**Instructions for the task:** Render everything from the start of the records down to and including the line containing "q3-d-equals: = [598,590,616,615]" as a Markdown table with the columns Row and Line. Leave out any blank lines.
-- Rows start --
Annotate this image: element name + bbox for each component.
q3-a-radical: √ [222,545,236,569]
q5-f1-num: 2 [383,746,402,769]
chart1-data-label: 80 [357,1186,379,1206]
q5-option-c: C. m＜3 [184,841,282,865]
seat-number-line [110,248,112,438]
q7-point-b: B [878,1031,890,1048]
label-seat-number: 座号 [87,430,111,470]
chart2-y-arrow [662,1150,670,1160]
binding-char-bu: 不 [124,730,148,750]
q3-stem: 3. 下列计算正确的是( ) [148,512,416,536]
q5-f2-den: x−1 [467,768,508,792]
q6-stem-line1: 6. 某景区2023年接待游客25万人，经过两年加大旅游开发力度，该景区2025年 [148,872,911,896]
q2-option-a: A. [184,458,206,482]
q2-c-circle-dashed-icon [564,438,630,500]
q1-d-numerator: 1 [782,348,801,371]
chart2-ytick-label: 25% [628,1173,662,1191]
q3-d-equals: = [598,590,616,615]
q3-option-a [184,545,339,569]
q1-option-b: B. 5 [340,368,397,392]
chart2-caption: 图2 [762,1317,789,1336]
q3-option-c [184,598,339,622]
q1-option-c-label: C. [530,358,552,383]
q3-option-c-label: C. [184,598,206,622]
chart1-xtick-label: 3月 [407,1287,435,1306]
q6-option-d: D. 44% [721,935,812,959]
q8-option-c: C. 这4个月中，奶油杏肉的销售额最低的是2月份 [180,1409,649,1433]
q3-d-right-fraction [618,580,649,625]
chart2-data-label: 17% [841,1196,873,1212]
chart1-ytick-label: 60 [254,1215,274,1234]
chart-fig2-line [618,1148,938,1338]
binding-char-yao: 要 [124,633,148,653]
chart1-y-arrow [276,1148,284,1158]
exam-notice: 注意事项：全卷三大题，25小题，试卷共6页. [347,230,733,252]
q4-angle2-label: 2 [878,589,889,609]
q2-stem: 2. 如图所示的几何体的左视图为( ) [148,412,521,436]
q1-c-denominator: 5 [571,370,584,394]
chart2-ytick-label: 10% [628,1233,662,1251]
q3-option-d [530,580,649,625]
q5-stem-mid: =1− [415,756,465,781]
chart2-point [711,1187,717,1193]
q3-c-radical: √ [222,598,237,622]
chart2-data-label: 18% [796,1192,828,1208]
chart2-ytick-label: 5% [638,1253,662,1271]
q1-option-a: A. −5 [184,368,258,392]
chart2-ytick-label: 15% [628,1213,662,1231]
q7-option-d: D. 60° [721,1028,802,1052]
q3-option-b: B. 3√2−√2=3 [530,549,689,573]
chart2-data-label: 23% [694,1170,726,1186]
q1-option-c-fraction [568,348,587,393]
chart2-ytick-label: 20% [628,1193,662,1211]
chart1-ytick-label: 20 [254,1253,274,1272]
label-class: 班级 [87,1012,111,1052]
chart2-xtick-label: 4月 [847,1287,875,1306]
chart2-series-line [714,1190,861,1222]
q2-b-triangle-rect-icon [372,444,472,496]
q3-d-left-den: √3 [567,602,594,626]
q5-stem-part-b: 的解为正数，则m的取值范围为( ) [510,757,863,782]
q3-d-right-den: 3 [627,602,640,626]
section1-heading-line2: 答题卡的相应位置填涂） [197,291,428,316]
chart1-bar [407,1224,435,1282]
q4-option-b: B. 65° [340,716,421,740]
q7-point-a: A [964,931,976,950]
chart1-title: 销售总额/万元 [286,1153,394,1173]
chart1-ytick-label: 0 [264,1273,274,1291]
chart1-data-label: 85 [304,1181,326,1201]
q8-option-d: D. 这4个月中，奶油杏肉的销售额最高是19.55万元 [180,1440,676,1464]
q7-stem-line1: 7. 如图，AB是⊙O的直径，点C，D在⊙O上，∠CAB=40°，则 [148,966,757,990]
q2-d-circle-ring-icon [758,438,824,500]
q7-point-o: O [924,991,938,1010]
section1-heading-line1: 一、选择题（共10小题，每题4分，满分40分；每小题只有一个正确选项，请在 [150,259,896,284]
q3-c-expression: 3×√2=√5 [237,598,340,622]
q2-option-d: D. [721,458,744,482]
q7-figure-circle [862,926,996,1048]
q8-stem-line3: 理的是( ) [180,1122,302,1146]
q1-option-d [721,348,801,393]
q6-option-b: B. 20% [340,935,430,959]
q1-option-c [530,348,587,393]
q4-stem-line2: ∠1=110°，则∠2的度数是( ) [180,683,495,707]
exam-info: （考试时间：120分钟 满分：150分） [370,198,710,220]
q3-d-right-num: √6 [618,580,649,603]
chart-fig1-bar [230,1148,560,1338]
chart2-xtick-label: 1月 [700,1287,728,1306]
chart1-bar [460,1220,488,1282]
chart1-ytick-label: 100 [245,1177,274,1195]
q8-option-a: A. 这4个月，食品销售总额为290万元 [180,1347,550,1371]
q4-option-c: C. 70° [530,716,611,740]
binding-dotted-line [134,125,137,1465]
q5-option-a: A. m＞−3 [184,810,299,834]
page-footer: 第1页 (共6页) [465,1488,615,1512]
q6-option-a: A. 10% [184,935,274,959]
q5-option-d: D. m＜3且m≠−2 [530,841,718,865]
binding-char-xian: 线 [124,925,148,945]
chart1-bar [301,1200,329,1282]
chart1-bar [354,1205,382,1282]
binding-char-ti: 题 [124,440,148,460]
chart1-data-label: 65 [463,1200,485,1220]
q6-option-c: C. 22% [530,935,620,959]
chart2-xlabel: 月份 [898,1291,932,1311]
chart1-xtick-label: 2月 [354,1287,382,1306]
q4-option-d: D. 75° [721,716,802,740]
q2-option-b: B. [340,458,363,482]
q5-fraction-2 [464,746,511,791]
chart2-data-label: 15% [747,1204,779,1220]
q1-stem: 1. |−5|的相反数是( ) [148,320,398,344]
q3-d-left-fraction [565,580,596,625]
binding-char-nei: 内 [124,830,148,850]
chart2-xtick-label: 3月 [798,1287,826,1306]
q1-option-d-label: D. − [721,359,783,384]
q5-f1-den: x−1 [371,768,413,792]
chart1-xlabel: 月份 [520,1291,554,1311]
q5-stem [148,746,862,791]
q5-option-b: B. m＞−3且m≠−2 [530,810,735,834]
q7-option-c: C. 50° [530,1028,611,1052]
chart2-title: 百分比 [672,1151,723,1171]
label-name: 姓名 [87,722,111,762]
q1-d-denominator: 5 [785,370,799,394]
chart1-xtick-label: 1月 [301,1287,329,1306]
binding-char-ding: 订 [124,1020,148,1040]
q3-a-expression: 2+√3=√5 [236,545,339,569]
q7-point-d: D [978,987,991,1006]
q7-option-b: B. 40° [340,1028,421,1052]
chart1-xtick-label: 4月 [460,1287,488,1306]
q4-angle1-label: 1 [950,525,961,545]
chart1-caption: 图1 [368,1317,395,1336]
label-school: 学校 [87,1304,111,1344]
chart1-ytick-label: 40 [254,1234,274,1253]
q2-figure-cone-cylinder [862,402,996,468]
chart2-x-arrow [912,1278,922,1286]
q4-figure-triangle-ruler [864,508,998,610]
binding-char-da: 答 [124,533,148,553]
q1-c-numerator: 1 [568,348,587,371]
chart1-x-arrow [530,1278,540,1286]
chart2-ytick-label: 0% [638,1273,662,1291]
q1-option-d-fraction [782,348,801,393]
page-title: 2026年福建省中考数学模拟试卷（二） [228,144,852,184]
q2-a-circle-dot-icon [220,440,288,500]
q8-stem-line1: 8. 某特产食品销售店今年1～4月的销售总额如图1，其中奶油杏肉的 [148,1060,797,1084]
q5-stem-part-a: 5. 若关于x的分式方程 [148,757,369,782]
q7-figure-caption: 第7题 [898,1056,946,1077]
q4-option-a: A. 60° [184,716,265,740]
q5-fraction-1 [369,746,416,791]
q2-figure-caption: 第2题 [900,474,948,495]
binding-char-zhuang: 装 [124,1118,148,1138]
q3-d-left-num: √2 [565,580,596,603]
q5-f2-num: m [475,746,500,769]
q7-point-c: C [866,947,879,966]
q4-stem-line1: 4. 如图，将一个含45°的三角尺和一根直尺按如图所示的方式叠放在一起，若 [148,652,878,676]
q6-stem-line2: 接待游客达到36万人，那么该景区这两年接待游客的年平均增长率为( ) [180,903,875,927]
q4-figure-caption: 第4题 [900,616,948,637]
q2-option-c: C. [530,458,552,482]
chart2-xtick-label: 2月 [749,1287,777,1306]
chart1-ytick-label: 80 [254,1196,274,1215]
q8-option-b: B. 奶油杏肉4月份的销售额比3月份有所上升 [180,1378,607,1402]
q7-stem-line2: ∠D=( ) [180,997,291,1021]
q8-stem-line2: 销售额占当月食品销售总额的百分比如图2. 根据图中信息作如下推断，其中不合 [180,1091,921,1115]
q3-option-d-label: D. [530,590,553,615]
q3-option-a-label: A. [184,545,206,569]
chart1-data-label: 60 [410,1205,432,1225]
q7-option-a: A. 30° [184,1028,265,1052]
-- Rows end --
**Task output:**
| Row | Line |
|---|---|
| 1 | Annotate this image: element name + bbox for each component. |
| 2 | q3-a-radical: √ [222,545,236,569] |
| 3 | q5-f1-num: 2 [383,746,402,769] |
| 4 | chart1-data-label: 80 [357,1186,379,1206] |
| 5 | q5-option-c: C. m＜3 [184,841,282,865] |
| 6 | seat-number-line [110,248,112,438] |
| 7 | q7-point-b: B [878,1031,890,1048] |
| 8 | label-seat-number: 座号 [87,430,111,470] |
| 9 | chart2-y-arrow [662,1150,670,1160] |
| 10 | binding-char-bu: 不 [124,730,148,750] |
| 11 | q3-stem: 3. 下列计算正确的是( ) [148,512,416,536] |
| 12 | q5-f2-den: x−1 [467,768,508,792] |
| 13 | q6-stem-line1: 6. 某景区2023年接待游客25万人，经过两年加大旅游开发力度，该景区2025年 [148,872,911,896] |
| 14 | q2-option-a: A. [184,458,206,482] |
| 15 | q2-c-circle-dashed-icon [564,438,630,500] |
| 16 | q1-d-numerator: 1 [782,348,801,371] |
| 17 | chart2-ytick-label: 25% [628,1173,662,1191] |
| 18 | q3-d-equals: = [598,590,616,615] |